* WORK TO BE COMPLETED: Reproduce all of the records exactly.

++++++

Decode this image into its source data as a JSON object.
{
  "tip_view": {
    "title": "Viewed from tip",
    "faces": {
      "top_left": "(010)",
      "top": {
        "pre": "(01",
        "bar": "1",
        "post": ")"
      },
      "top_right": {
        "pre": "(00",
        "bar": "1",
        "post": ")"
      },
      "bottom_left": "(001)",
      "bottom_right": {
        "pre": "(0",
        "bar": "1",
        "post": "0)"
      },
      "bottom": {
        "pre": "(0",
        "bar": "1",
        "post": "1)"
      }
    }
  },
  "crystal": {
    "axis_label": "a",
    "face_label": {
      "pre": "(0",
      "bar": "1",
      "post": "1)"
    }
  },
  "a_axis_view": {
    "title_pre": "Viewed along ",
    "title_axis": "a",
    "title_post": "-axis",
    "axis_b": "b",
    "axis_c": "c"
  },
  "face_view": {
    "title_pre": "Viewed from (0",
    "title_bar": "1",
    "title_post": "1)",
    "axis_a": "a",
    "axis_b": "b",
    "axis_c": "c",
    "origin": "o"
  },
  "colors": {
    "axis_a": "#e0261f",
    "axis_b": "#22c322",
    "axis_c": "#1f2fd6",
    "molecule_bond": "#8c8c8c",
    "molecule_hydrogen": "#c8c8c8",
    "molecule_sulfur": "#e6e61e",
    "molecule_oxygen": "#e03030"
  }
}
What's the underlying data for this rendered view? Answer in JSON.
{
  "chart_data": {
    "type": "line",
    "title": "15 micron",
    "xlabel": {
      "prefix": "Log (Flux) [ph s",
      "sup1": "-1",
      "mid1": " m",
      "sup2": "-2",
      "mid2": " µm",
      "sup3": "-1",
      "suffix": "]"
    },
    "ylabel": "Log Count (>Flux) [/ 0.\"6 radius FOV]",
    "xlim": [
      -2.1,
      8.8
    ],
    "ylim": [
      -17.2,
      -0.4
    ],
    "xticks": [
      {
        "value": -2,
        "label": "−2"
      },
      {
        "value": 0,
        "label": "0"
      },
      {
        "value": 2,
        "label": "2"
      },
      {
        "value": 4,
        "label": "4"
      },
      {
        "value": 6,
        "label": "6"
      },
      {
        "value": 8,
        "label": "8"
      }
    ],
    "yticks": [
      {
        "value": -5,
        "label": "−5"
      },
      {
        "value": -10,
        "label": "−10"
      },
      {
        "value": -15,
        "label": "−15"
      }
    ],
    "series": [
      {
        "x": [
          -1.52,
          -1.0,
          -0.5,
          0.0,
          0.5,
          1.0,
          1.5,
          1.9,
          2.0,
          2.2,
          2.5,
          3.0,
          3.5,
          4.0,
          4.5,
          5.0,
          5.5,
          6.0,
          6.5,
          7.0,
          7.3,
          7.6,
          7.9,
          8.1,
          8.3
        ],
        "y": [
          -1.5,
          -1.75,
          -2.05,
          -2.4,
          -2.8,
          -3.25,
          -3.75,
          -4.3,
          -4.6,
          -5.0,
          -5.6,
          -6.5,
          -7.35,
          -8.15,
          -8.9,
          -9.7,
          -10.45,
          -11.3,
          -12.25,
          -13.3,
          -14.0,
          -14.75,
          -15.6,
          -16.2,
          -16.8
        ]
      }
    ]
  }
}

++++++

* THE RESULT:
Decode this image into its source data as a JSON object.
{
  "tip_view": {
    "title": "Viewed from tip",
    "faces": {
      "top_left": "(010)",
      "top": {
        "pre": "(01",
        "bar": "1",
        "post": ")"
      },
      "top_right": {
        "pre": "(00",
        "bar": "1",
        "post": ")"
      },
      "bottom_left": "(001)",
      "bottom_right": {
        "pre": "(0",
        "bar": "1",
        "post": "0)"
      },
      "bottom": {
        "pre": "(0",
        "bar": "1",
        "post": "1)"
      }
    }
  },
  "crystal": {
    "axis_label": "a",
    "face_label": {
      "pre": "(0",
      "bar": "1",
      "post": "1)"
    }
  },
  "a_axis_view": {
    "title_pre": "Viewed along ",
    "title_axis": "a",
    "title_post": "-axis",
    "axis_b": "b",
    "axis_c": "c"
  },
  "face_view": {
    "title_pre": "Viewed from (0",
    "title_bar": "1",
    "title_post": "1)",
    "axis_a": "a",
    "axis_b": "b",
    "axis_c": "c",
    "origin": "o"
  },
  "colors": {
    "axis_a": "#e0261f",
    "axis_b": "#22c322",
    "axis_c": "#1f2fd6",
    "molecule_bond": "#8c8c8c",
    "molecule_hydrogen": "#c8c8c8",
    "molecule_sulfur": "#e6e61e",
    "molecule_oxygen": "#e03030"
  }
}
What's the underlying data for this rendered view? Answer in JSON.
{
  "chart_data": {
    "type": "line",
    "title": "15 micron",
    "xlabel": {
      "prefix": "Log (Flux) [ph s",
      "sup1": "-1",
      "mid1": " m",
      "sup2": "-2",
      "mid2": " µm",
      "sup3": "-1",
      "suffix": "]"
    },
    "ylabel": "Log Count (>Flux) [/ 0.\"6 radius FOV]",
    "xlim": [
      -2.1,
      8.8
    ],
    "ylim": [
      -17.2,
      -0.4
    ],
    "xticks": [
      {
        "value": -2,
        "label": "−2"
      },
      {
        "value": 0,
        "label": "0"
      },
      {
        "value": 2,
        "label": "2"
      },
      {
        "value": 4,
        "label": "4"
      },
      {
        "value": 6,
        "label": "6"
      },
      {
        "value": 8,
        "label": "8"
      }
    ],
    "yticks": [
      {
        "value": -5,
        "label": "−5"
      },
      {
        "value": -10,
        "label": "−10"
      },
      {
        "value": -15,
        "label": "−15"
      }
    ],
    "series": [
      {
        "x": [
          -1.52,
          -1.0,
          -0.5,
          0.0,
          0.5,
          1.0,
          1.5,
          1.9,
          2.0,
          2.2,
          2.5,
          3.0,
          3.5,
          4.0,
          4.5,
          5.0,
          5.5,
          6.0,
          6.5,
          7.0,
          7.3,
          7.6,
          7.9,
          8.1,
          8.3
        ],
        "y": [
          -1.5,
          -1.75,
          -2.05,
          -2.4,
          -2.8,
          -3.25,
          -3.75,
          -4.3,
          -4.6,
          -5.0,
          -5.6,
          -6.5,
          -7.35,
          -8.15,
          -8.9,
          -9.7,
          -10.45,
          -11.3,
          -12.25,
          -13.3,
          -14.0,
          -14.75,
          -15.6,
          -16.2,
          -16.8
        ]
      }
    ]
  }
}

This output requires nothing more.